── Data for this task ──

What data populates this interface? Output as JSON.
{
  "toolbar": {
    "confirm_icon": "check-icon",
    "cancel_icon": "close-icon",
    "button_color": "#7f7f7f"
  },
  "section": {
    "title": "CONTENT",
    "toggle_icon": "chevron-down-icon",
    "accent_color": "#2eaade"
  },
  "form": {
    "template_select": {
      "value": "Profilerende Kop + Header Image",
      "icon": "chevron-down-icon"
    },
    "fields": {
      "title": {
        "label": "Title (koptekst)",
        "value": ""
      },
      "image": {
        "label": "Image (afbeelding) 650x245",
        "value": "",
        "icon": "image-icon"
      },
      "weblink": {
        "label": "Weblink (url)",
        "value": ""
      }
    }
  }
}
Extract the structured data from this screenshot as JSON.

───
── Data for this task ──

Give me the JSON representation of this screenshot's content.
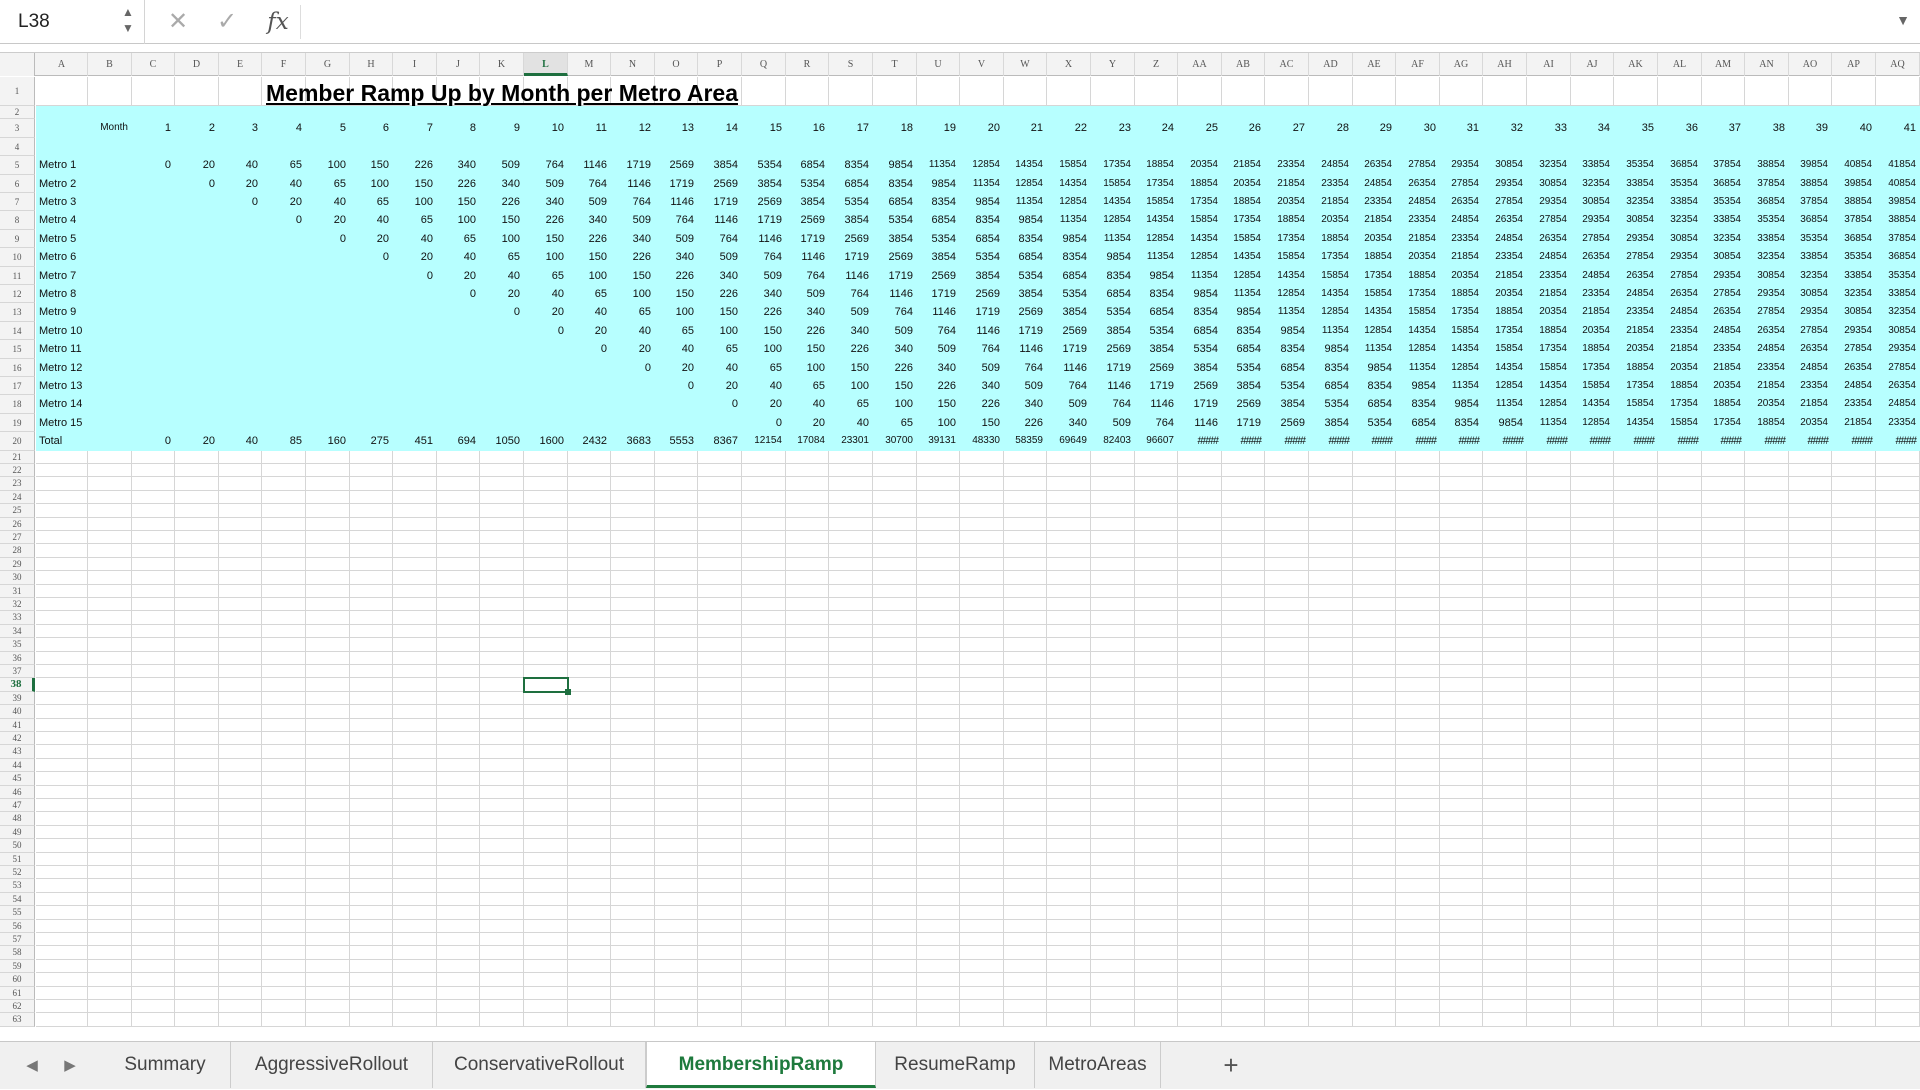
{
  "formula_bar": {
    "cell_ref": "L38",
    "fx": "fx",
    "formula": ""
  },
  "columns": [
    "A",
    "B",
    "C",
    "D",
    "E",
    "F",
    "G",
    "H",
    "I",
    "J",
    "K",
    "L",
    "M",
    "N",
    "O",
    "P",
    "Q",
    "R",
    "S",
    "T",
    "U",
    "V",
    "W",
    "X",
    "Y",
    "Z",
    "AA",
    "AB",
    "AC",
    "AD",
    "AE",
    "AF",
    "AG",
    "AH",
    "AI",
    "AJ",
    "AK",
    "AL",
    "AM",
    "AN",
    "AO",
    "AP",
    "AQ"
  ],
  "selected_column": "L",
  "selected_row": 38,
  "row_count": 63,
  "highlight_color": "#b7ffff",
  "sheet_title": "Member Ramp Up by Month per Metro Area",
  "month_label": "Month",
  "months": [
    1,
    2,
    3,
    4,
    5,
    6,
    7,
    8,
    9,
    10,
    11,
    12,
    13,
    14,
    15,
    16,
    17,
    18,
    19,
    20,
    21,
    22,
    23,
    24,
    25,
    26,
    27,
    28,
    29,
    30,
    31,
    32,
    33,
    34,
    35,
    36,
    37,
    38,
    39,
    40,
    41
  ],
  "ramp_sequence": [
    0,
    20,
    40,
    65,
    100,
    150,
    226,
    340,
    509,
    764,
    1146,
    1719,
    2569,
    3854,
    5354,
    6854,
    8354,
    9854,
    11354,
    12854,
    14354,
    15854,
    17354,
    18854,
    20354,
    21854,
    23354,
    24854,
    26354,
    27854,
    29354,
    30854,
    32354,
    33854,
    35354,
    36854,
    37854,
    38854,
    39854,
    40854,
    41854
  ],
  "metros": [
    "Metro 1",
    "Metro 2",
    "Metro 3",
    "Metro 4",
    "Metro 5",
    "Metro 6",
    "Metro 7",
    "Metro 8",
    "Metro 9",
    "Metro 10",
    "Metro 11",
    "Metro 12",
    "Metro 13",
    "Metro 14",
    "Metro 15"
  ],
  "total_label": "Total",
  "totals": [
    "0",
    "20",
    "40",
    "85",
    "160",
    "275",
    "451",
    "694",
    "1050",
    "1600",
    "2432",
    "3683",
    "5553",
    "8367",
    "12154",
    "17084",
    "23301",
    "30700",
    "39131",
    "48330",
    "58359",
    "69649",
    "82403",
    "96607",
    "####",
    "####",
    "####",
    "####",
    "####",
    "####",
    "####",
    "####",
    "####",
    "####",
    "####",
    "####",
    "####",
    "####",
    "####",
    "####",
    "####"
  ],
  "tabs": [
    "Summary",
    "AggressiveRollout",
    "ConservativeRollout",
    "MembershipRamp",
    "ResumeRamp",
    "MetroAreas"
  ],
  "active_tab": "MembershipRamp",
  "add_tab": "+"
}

───

Written problem
Within the material above, transcribe exactly the lines that run from the line holding "What data populates" through the line holding "Extract the structured".

Reply
What data populates this interface? Output as JSON.
{
  "toolbar": {
    "confirm_icon": "check-icon",
    "cancel_icon": "close-icon",
    "button_color": "#7f7f7f"
  },
  "section": {
    "title": "CONTENT",
    "toggle_icon": "chevron-down-icon",
    "accent_color": "#2eaade"
  },
  "form": {
    "template_select": {
      "value": "Profilerende Kop + Header Image",
      "icon": "chevron-down-icon"
    },
    "fields": {
      "title": {
        "label": "Title (koptekst)",
        "value": ""
      },
      "image": {
        "label": "Image (afbeelding) 650x245",
        "value": "",
        "icon": "image-icon"
      },
      "weblink": {
        "label": "Weblink (url)",
        "value": ""
      }
    }
  }
}
Extract the structured data from this screenshot as JSON.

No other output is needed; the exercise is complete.